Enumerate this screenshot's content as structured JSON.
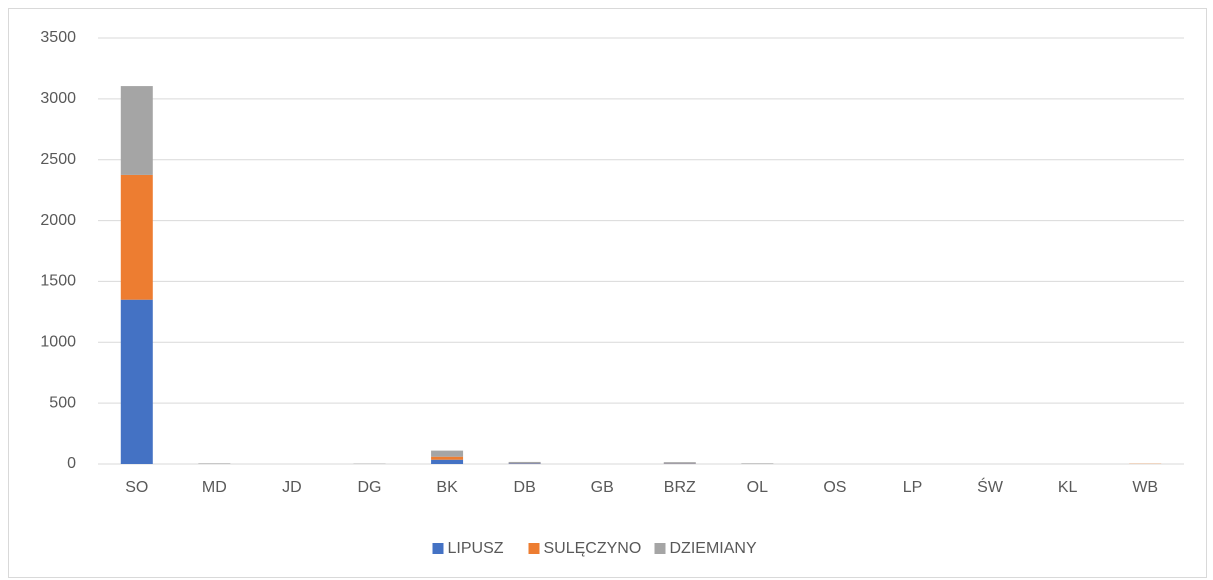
{
  "chart_data": {
    "type": "stacked_bar",
    "categories": [
      "SO",
      "MD",
      "JD",
      "DG",
      "BK",
      "DB",
      "GB",
      "BRZ",
      "OL",
      "OS",
      "LP",
      "ŚW",
      "KL",
      "WB"
    ],
    "series": [
      {
        "name": "LIPUSZ",
        "color": "#4472c4",
        "values": [
          1350,
          0,
          0,
          0,
          35,
          5,
          0,
          3,
          0,
          0,
          0,
          0,
          0,
          0
        ]
      },
      {
        "name": "SULĘCZYNO",
        "color": "#ed7d31",
        "values": [
          1025,
          0,
          0,
          0,
          25,
          2,
          0,
          2,
          0,
          0,
          0,
          0,
          0,
          2
        ]
      },
      {
        "name": "DZIEMIANY",
        "color": "#a5a5a5",
        "values": [
          730,
          5,
          0,
          3,
          50,
          10,
          0,
          10,
          5,
          0,
          0,
          0,
          0,
          0
        ]
      }
    ],
    "ylim": [
      0,
      3500
    ],
    "yticks": [
      0,
      500,
      1000,
      1500,
      2000,
      2500,
      3000,
      3500
    ],
    "grid": true,
    "legend": "bottom"
  }
}
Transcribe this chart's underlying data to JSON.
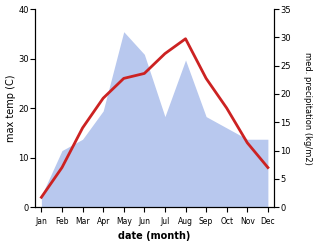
{
  "months": [
    "Jan",
    "Feb",
    "Mar",
    "Apr",
    "May",
    "Jun",
    "Jul",
    "Aug",
    "Sep",
    "Oct",
    "Nov",
    "Dec"
  ],
  "temperature": [
    2,
    8,
    16,
    22,
    26,
    27,
    31,
    34,
    26,
    20,
    13,
    8
  ],
  "precipitation": [
    2,
    10,
    12,
    17,
    31,
    27,
    16,
    26,
    16,
    14,
    12,
    12
  ],
  "temp_color": "#cc2222",
  "precip_color": "#b8c8ee",
  "ylim_left": [
    0,
    40
  ],
  "ylim_right": [
    0,
    35
  ],
  "yticks_left": [
    0,
    10,
    20,
    30,
    40
  ],
  "yticks_right": [
    0,
    5,
    10,
    15,
    20,
    25,
    30,
    35
  ],
  "xlabel": "date (month)",
  "ylabel_left": "max temp (C)",
  "ylabel_right": "med. precipitation (kg/m2)",
  "background_color": "#ffffff"
}
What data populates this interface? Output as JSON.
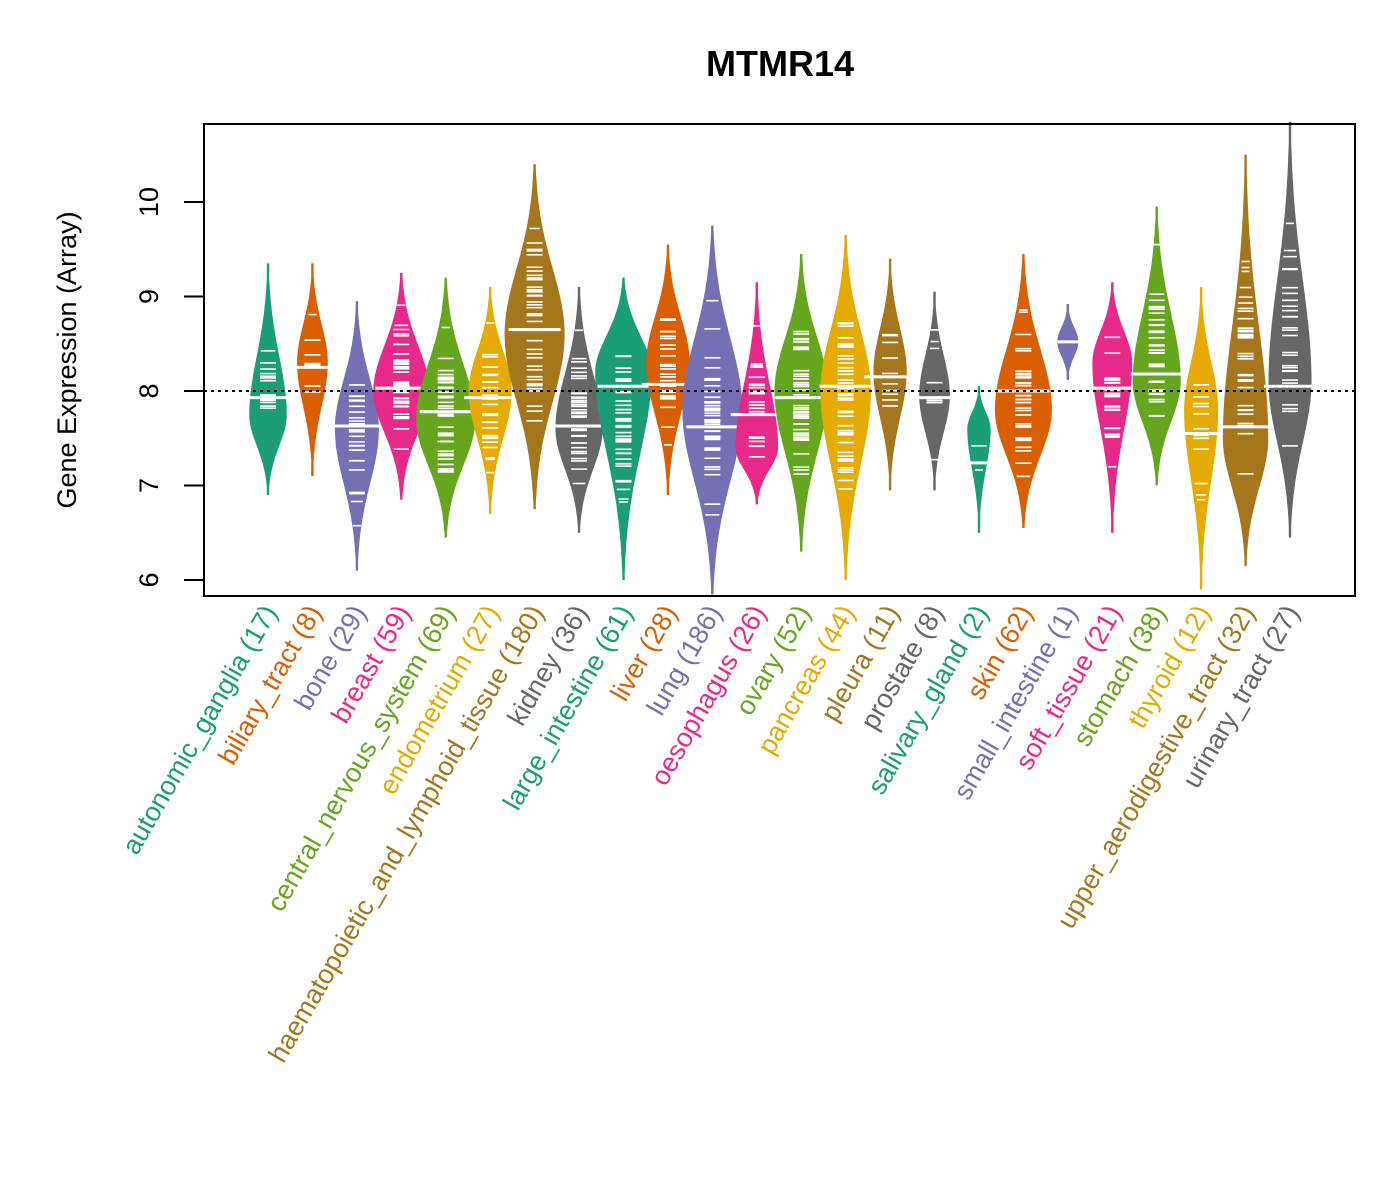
{
  "chart_data": {
    "type": "beanplot",
    "title": "MTMR14",
    "xlabel": "",
    "ylabel": "Gene Expression (Array)",
    "ylim": [
      5.85,
      10.85
    ],
    "yticks": [
      6,
      7,
      8,
      9,
      10
    ],
    "reference_line": 8,
    "grid": false,
    "legend": "none",
    "categories": [
      {
        "name": "autonomic_ganglia",
        "n": 17,
        "color": "#1B9E77",
        "median": 7.93,
        "min": 6.9,
        "max": 9.35,
        "mode": 7.75
      },
      {
        "name": "biliary_tract",
        "n": 8,
        "color": "#D95F02",
        "median": 8.25,
        "min": 7.1,
        "max": 9.35,
        "mode": 8.3
      },
      {
        "name": "bone",
        "n": 29,
        "color": "#7570B3",
        "median": 7.63,
        "min": 6.1,
        "max": 8.95,
        "mode": 7.6
      },
      {
        "name": "breast",
        "n": 59,
        "color": "#E7298A",
        "median": 8.03,
        "min": 6.85,
        "max": 9.25,
        "mode": 8.0
      },
      {
        "name": "central_nervous_system",
        "n": 69,
        "color": "#66A61E",
        "median": 7.78,
        "min": 6.45,
        "max": 9.2,
        "mode": 7.7
      },
      {
        "name": "endometrium",
        "n": 27,
        "color": "#E6AB02",
        "median": 7.93,
        "min": 6.7,
        "max": 9.1,
        "mode": 8.0
      },
      {
        "name": "haematopoietic_and_lymphoid_tissue",
        "n": 180,
        "color": "#A6761D",
        "median": 8.65,
        "min": 6.75,
        "max": 10.4,
        "mode": 8.6
      },
      {
        "name": "kidney",
        "n": 36,
        "color": "#666666",
        "median": 7.63,
        "min": 6.5,
        "max": 9.1,
        "mode": 7.6
      },
      {
        "name": "large_intestine",
        "n": 61,
        "color": "#1B9E77",
        "median": 8.05,
        "min": 6.0,
        "max": 9.2,
        "mode": 8.2
      },
      {
        "name": "liver",
        "n": 28,
        "color": "#D95F02",
        "median": 8.07,
        "min": 6.9,
        "max": 9.55,
        "mode": 8.3
      },
      {
        "name": "lung",
        "n": 186,
        "color": "#7570B3",
        "median": 7.62,
        "min": 5.85,
        "max": 9.75,
        "mode": 7.8
      },
      {
        "name": "oesophagus",
        "n": 26,
        "color": "#E7298A",
        "median": 7.75,
        "min": 6.8,
        "max": 9.15,
        "mode": 7.4
      },
      {
        "name": "ovary",
        "n": 52,
        "color": "#66A61E",
        "median": 7.93,
        "min": 6.3,
        "max": 9.45,
        "mode": 8.0
      },
      {
        "name": "pancreas",
        "n": 44,
        "color": "#E6AB02",
        "median": 8.05,
        "min": 6.0,
        "max": 9.65,
        "mode": 8.0
      },
      {
        "name": "pleura",
        "n": 11,
        "color": "#A6761D",
        "median": 8.15,
        "min": 6.95,
        "max": 9.4,
        "mode": 8.2
      },
      {
        "name": "prostate",
        "n": 8,
        "color": "#666666",
        "median": 7.93,
        "min": 6.95,
        "max": 9.05,
        "mode": 7.95
      },
      {
        "name": "salivary_gland",
        "n": 2,
        "color": "#1B9E77",
        "median": 7.24,
        "min": 6.5,
        "max": 8.05,
        "mode": 7.6
      },
      {
        "name": "skin",
        "n": 62,
        "color": "#D95F02",
        "median": 8.0,
        "min": 6.55,
        "max": 9.45,
        "mode": 7.8
      },
      {
        "name": "small_intestine",
        "n": 1,
        "color": "#7570B3",
        "median": 8.52,
        "min": 8.12,
        "max": 8.92,
        "mode": 8.52
      },
      {
        "name": "soft_tissue",
        "n": 21,
        "color": "#E7298A",
        "median": 8.03,
        "min": 6.5,
        "max": 9.15,
        "mode": 8.3
      },
      {
        "name": "stomach",
        "n": 38,
        "color": "#66A61E",
        "median": 8.18,
        "min": 7.0,
        "max": 9.95,
        "mode": 8.1
      },
      {
        "name": "thyroid",
        "n": 12,
        "color": "#E6AB02",
        "median": 7.55,
        "min": 5.9,
        "max": 9.1,
        "mode": 7.8
      },
      {
        "name": "upper_aerodigestive_tract",
        "n": 32,
        "color": "#A6761D",
        "median": 7.62,
        "min": 6.15,
        "max": 10.5,
        "mode": 7.5
      },
      {
        "name": "urinary_tract",
        "n": 27,
        "color": "#666666",
        "median": 8.05,
        "min": 6.45,
        "max": 10.85,
        "mode": 8.1
      }
    ]
  }
}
+--
• [Instruction]:
Search the data above for lines holding "JSON" and copy each of them.

• [Result]:
Enumerate this screenshot's content as structured JSON.
Transcribe this chart's underlying data to JSON.
What data populates this interface? Output as JSON.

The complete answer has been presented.